* _Objective_:
The records below must be transcribed exactly. Do not include the pictures.

* _Dataset rows_:
··········

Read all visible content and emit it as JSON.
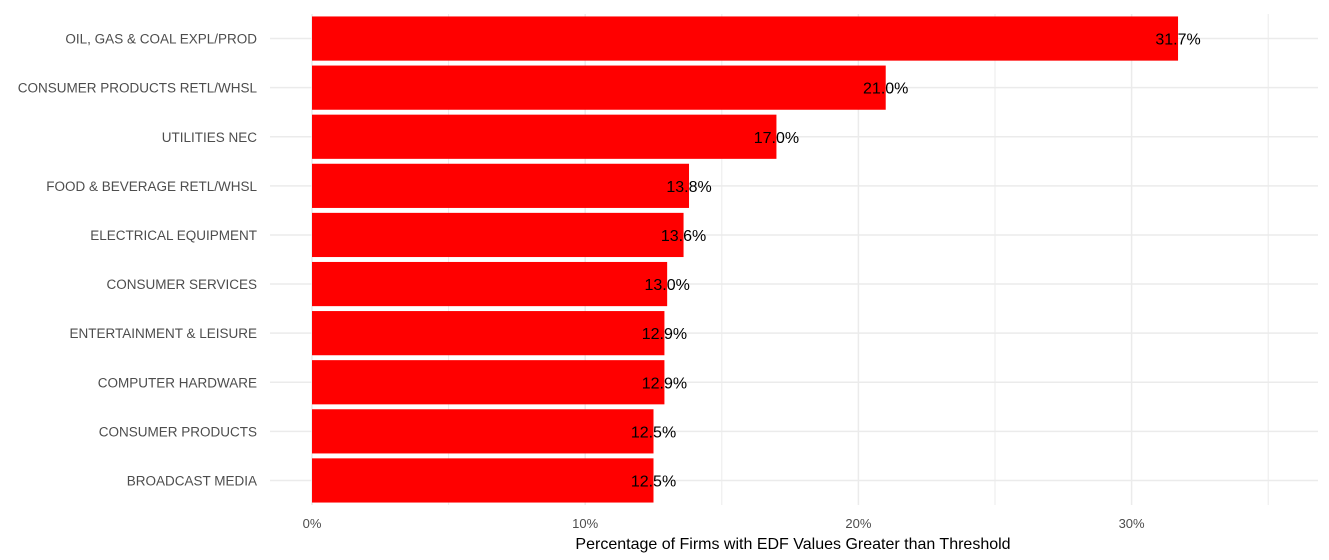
{
  "chart_data": {
    "type": "bar",
    "orientation": "horizontal",
    "categories": [
      "OIL, GAS & COAL EXPL/PROD",
      "CONSUMER PRODUCTS RETL/WHSL",
      "UTILITIES NEC",
      "FOOD & BEVERAGE RETL/WHSL",
      "ELECTRICAL EQUIPMENT",
      "CONSUMER SERVICES",
      "ENTERTAINMENT & LEISURE",
      "COMPUTER HARDWARE",
      "CONSUMER PRODUCTS",
      "BROADCAST MEDIA"
    ],
    "values": [
      31.7,
      21.0,
      17.0,
      13.8,
      13.6,
      13.0,
      12.9,
      12.9,
      12.5,
      12.5
    ],
    "data_labels": [
      "31.7%",
      "21.0%",
      "17.0%",
      "13.8%",
      "13.6%",
      "13.0%",
      "12.9%",
      "12.9%",
      "12.5%",
      "12.5%"
    ],
    "xlabel": "Percentage of Firms with EDF Values Greater than Threshold",
    "ylabel": "",
    "xlim": [
      0,
      36.8
    ],
    "x_ticks": [
      0,
      10,
      20,
      30
    ],
    "x_tick_labels": [
      "0%",
      "10%",
      "20%",
      "30%"
    ],
    "x_minor_ticks": [
      5,
      15,
      25,
      35
    ],
    "grid": true,
    "legend": "none",
    "colors": {
      "bar": "#ff0000",
      "grid": "#ebebeb",
      "tick_text": "#4d4d4d",
      "label_text": "#000000"
    }
  }
}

··········

* _Task result_:
Read all visible content and emit it as JSON.
{
  "chart_data": {
    "type": "bar",
    "orientation": "horizontal",
    "categories": [
      "OIL, GAS & COAL EXPL/PROD",
      "CONSUMER PRODUCTS RETL/WHSL",
      "UTILITIES NEC",
      "FOOD & BEVERAGE RETL/WHSL",
      "ELECTRICAL EQUIPMENT",
      "CONSUMER SERVICES",
      "ENTERTAINMENT & LEISURE",
      "COMPUTER HARDWARE",
      "CONSUMER PRODUCTS",
      "BROADCAST MEDIA"
    ],
    "values": [
      31.7,
      21.0,
      17.0,
      13.8,
      13.6,
      13.0,
      12.9,
      12.9,
      12.5,
      12.5
    ],
    "data_labels": [
      "31.7%",
      "21.0%",
      "17.0%",
      "13.8%",
      "13.6%",
      "13.0%",
      "12.9%",
      "12.9%",
      "12.5%",
      "12.5%"
    ],
    "xlabel": "Percentage of Firms with EDF Values Greater than Threshold",
    "ylabel": "",
    "xlim": [
      0,
      36.8
    ],
    "x_ticks": [
      0,
      10,
      20,
      30
    ],
    "x_tick_labels": [
      "0%",
      "10%",
      "20%",
      "30%"
    ],
    "x_minor_ticks": [
      5,
      15,
      25,
      35
    ],
    "grid": true,
    "legend": "none",
    "colors": {
      "bar": "#ff0000",
      "grid": "#ebebeb",
      "tick_text": "#4d4d4d",
      "label_text": "#000000"
    }
  }
}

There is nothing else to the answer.